(Dataset items)
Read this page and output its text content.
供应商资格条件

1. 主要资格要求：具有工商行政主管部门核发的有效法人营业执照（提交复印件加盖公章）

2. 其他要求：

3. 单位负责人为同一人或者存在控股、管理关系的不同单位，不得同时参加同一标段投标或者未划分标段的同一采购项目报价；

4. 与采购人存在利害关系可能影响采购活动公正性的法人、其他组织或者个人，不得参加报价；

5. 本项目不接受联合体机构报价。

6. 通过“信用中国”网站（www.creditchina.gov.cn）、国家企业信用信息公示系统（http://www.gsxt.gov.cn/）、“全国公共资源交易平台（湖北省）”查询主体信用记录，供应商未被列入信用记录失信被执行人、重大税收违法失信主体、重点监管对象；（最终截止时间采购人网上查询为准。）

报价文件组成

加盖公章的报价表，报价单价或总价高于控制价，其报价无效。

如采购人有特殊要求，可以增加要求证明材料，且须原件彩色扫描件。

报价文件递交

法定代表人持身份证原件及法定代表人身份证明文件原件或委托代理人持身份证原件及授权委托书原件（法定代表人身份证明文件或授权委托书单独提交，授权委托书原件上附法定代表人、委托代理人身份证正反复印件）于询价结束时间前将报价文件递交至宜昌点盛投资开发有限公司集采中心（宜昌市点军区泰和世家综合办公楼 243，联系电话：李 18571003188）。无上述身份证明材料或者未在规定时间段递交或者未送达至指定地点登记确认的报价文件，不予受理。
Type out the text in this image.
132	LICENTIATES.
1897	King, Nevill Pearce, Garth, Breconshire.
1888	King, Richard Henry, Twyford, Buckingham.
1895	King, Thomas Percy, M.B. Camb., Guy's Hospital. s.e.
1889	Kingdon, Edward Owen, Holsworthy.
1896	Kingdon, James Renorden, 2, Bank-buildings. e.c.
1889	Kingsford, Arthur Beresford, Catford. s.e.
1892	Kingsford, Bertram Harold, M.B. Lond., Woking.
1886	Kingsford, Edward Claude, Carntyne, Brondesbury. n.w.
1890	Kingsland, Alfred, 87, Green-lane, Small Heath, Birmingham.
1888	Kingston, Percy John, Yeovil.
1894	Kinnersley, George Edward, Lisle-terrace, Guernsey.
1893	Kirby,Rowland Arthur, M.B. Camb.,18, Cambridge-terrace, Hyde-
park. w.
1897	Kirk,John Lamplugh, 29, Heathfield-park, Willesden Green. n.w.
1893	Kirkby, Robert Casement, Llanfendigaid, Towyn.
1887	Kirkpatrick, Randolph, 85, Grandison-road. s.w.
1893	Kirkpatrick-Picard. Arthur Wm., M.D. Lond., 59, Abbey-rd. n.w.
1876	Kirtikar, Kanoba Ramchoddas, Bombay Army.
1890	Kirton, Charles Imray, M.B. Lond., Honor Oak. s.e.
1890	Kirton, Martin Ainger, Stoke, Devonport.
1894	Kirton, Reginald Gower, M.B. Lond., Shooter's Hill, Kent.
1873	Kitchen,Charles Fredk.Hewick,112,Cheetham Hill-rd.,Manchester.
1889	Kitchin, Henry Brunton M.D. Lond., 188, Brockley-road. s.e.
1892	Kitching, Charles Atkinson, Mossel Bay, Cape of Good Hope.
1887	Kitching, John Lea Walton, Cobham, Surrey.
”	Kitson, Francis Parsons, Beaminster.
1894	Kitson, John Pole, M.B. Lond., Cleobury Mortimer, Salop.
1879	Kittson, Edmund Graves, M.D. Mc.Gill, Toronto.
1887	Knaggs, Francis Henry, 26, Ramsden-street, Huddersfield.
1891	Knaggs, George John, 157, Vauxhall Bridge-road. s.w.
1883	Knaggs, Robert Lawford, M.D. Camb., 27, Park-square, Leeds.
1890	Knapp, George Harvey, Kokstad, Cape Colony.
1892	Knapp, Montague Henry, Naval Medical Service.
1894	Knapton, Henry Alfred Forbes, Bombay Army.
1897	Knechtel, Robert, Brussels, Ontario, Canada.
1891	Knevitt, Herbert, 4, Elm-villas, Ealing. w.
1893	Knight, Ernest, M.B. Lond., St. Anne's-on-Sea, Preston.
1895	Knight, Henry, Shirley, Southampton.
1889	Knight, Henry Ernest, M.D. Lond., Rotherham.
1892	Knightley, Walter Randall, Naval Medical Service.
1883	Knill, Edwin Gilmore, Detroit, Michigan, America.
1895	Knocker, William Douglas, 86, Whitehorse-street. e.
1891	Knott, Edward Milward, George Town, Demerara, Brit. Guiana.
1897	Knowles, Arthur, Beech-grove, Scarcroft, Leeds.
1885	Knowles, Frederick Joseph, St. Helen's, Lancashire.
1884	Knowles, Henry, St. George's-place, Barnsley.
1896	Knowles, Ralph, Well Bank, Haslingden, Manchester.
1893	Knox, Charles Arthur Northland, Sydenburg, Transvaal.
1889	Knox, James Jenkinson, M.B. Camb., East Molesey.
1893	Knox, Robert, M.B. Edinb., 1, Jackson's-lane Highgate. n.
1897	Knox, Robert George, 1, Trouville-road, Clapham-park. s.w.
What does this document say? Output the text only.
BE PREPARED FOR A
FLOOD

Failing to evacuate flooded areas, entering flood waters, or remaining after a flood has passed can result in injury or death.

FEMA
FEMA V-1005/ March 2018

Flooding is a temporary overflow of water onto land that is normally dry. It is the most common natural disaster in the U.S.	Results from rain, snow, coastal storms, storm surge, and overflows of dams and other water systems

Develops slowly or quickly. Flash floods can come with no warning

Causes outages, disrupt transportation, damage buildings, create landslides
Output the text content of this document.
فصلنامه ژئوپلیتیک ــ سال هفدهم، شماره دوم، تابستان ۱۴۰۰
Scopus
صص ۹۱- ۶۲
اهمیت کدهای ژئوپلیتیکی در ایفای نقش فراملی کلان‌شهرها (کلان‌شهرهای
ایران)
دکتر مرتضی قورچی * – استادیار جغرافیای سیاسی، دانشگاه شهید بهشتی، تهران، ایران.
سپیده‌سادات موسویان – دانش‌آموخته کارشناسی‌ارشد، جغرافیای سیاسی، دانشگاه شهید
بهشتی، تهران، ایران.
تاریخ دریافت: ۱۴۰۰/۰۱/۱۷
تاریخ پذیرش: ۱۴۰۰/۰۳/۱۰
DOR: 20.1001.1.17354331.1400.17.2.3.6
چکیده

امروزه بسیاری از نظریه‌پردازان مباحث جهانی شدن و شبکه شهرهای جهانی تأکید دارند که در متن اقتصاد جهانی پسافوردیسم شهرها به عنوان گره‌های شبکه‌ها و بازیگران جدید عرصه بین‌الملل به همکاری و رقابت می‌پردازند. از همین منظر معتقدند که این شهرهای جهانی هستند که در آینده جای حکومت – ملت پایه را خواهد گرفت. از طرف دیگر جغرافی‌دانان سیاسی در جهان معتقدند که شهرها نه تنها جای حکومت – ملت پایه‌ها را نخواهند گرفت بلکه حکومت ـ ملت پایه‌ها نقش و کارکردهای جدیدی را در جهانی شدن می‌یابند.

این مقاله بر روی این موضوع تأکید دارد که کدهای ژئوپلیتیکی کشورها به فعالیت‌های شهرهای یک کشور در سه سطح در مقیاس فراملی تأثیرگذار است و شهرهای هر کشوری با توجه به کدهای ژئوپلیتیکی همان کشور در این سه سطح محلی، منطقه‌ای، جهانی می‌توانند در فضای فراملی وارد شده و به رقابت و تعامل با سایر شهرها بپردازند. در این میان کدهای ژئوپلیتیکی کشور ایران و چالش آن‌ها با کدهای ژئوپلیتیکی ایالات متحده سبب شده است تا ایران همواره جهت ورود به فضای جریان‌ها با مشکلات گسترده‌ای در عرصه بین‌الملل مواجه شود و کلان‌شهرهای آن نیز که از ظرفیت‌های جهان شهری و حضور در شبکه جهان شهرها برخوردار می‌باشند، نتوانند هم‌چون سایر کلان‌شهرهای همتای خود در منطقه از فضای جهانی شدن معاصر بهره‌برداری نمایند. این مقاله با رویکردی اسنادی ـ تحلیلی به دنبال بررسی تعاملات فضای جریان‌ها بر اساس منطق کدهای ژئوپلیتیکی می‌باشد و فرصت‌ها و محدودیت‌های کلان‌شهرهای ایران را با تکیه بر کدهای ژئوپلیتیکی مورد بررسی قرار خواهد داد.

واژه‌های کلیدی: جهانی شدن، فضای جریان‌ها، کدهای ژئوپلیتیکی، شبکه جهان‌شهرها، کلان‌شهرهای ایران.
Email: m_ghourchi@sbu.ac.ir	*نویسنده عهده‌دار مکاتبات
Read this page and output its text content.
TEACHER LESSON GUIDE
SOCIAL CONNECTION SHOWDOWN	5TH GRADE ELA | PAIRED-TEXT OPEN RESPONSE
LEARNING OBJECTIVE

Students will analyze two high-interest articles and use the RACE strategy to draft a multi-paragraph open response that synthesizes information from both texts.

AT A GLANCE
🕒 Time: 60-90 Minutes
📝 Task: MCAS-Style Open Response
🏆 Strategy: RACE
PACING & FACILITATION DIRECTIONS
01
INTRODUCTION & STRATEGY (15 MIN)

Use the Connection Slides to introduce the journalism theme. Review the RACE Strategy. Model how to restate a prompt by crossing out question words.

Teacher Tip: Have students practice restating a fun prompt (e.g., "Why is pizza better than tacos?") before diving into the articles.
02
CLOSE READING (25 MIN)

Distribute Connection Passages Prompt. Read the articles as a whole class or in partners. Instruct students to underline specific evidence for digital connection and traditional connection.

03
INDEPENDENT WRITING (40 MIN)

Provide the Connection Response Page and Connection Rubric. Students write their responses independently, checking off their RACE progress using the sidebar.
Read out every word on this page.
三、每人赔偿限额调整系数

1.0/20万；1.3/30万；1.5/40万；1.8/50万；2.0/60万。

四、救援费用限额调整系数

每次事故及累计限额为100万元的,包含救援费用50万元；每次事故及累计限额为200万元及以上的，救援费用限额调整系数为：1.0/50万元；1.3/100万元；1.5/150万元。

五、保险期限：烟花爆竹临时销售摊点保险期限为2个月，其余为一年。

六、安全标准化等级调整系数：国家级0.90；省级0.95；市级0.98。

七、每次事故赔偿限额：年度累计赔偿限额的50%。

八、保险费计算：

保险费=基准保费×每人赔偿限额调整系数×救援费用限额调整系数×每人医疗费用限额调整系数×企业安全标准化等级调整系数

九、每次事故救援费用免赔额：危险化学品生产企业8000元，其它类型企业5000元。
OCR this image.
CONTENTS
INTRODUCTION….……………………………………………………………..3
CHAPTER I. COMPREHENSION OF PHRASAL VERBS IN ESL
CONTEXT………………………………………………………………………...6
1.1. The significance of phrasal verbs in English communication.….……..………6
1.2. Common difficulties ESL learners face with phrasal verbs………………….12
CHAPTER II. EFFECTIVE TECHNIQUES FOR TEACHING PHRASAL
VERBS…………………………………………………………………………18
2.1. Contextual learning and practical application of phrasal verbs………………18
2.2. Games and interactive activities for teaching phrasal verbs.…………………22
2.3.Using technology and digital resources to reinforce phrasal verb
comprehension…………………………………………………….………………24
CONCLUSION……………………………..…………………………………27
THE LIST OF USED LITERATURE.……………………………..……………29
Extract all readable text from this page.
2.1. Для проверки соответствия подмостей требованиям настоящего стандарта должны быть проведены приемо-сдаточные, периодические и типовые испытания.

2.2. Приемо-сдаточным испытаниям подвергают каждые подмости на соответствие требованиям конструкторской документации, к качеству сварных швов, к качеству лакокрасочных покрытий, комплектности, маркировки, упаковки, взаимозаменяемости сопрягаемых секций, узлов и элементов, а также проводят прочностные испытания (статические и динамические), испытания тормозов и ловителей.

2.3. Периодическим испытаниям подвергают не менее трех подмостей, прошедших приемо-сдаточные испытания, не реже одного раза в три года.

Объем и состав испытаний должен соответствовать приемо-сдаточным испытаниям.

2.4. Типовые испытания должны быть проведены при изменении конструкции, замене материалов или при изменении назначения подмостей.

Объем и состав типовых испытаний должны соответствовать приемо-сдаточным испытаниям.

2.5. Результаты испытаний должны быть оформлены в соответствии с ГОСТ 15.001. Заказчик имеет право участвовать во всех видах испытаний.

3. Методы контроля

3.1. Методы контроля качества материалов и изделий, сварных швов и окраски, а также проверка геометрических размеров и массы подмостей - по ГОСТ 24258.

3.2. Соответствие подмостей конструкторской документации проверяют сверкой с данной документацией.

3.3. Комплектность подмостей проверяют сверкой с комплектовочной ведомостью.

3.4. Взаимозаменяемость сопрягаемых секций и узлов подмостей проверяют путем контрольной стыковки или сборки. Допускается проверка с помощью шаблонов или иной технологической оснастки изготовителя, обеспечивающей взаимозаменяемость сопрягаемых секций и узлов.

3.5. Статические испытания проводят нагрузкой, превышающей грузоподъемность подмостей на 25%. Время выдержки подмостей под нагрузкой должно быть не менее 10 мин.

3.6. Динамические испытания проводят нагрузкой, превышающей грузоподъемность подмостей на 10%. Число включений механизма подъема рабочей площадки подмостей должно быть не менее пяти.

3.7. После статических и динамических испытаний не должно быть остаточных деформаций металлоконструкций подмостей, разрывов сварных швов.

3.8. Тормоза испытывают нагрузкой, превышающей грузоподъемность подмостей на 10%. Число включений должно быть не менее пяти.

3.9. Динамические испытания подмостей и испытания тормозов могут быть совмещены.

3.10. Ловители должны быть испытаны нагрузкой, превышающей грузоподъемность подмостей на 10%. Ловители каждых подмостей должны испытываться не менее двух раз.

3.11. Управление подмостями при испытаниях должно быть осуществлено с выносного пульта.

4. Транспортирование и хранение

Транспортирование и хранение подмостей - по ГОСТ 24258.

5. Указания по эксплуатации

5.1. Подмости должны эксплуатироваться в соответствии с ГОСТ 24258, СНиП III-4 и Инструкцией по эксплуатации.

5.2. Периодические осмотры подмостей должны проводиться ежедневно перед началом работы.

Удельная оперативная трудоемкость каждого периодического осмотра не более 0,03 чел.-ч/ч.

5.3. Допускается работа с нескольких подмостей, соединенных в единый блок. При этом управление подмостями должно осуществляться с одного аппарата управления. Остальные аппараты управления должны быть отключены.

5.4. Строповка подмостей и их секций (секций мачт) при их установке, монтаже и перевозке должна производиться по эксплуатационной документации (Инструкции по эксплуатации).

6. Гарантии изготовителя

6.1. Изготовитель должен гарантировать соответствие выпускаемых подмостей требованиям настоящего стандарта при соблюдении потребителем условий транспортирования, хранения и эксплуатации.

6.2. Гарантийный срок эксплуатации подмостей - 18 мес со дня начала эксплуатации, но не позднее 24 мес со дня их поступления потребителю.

> TASK INSTRUCTIONS: Copy every line in the entries above that has the string "состав" in it.

> THE COMPLETED TASK:
Объем и состав испытаний должен соответствовать приемо-сдаточным испытаниям.
Объем и состав типовых испытаний должны соответствовать приемо-сдаточным испытаниям.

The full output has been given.